Copy all of the material below exactly.
---------- TASK INPUTS ----------
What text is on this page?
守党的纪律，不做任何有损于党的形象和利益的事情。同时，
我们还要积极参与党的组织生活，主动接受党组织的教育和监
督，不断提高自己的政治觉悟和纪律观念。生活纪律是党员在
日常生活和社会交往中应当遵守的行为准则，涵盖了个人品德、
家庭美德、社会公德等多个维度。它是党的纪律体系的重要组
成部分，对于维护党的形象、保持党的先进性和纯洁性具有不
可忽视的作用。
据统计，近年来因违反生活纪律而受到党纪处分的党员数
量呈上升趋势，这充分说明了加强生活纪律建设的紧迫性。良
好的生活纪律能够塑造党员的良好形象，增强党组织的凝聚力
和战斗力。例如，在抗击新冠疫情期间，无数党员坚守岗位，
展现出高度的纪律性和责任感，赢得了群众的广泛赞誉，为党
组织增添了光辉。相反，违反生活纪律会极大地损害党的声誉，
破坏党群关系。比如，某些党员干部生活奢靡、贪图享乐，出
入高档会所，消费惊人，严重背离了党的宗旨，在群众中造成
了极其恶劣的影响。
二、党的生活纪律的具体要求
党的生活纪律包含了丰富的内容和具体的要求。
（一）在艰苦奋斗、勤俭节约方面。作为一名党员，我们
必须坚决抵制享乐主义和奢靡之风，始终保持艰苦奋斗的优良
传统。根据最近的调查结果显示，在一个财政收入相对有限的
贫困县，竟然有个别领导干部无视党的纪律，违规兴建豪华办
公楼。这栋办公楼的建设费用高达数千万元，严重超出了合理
----------
WORKED ANSWER:
What text is on this page?
守党的纪律，不做任何有损于党的形象和利益的事情。同时，
我们还要积极参与党的组织生活，主动接受党组织的教育和监
督，不断提高自己的政治觉悟和纪律观念。生活纪律是党员在
日常生活和社会交往中应当遵守的行为准则，涵盖了个人品德、
家庭美德、社会公德等多个维度。它是党的纪律体系的重要组
成部分，对于维护党的形象、保持党的先进性和纯洁性具有不
可忽视的作用。
据统计，近年来因违反生活纪律而受到党纪处分的党员数
量呈上升趋势，这充分说明了加强生活纪律建设的紧迫性。良
好的生活纪律能够塑造党员的良好形象，增强党组织的凝聚力
和战斗力。例如，在抗击新冠疫情期间，无数党员坚守岗位，
展现出高度的纪律性和责任感，赢得了群众的广泛赞誉，为党
组织增添了光辉。相反，违反生活纪律会极大地损害党的声誉，
破坏党群关系。比如，某些党员干部生活奢靡、贪图享乐，出
入高档会所，消费惊人，严重背离了党的宗旨，在群众中造成
了极其恶劣的影响。
二、党的生活纪律的具体要求
党的生活纪律包含了丰富的内容和具体的要求。
（一）在艰苦奋斗、勤俭节约方面。作为一名党员，我们
必须坚决抵制享乐主义和奢靡之风，始终保持艰苦奋斗的优良
传统。根据最近的调查结果显示，在一个财政收入相对有限的
贫困县，竟然有个别领导干部无视党的纪律，违规兴建豪华办
公楼。这栋办公楼的建设费用高达数千万元，严重超出了合理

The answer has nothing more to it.